### SET PROBLEM
Write the records out again exactly, leaving no images in.

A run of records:

·····

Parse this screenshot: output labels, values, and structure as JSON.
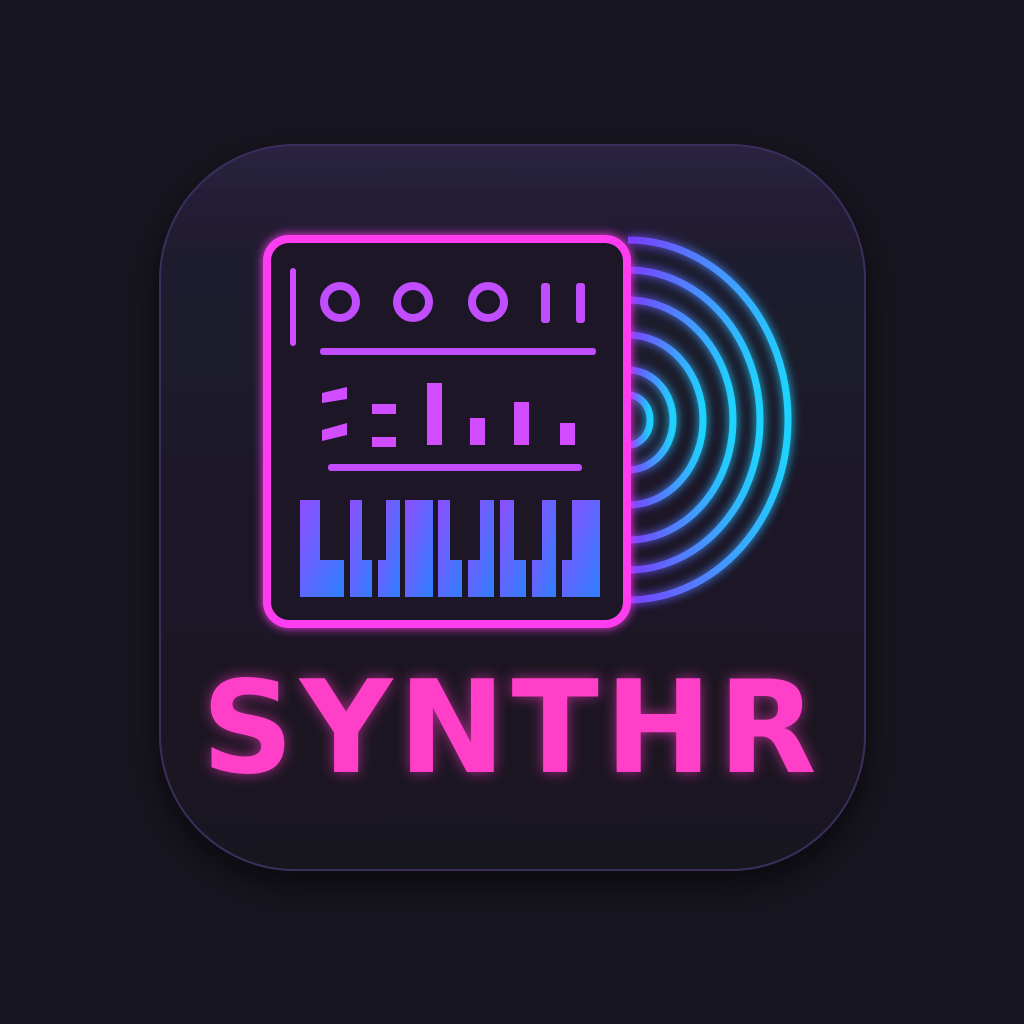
{
  "app": {
    "name": "SYNTHR"
  },
  "colors": {
    "background": "#17151f",
    "tile": "#1d1a29",
    "tile_edge": "#3a2f5c",
    "synth_outline": "#ff3cf0",
    "controls": "#c24dff",
    "keys_top": "#8a4dff",
    "keys_bottom": "#2f7bff",
    "record_arcs": "#1fd3ff",
    "wordmark": "#ff3fc8"
  },
  "icons": [
    "synthesizer-icon",
    "vinyl-record-icon",
    "knob-icon",
    "slider-icon",
    "piano-keys-icon"
  ]
}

·····

### SOLUTION
Parse this screenshot: output labels, values, and structure as JSON.
{
  "app": {
    "name": "SYNTHR"
  },
  "colors": {
    "background": "#17151f",
    "tile": "#1d1a29",
    "tile_edge": "#3a2f5c",
    "synth_outline": "#ff3cf0",
    "controls": "#c24dff",
    "keys_top": "#8a4dff",
    "keys_bottom": "#2f7bff",
    "record_arcs": "#1fd3ff",
    "wordmark": "#ff3fc8"
  },
  "icons": [
    "synthesizer-icon",
    "vinyl-record-icon",
    "knob-icon",
    "slider-icon",
    "piano-keys-icon"
  ]
}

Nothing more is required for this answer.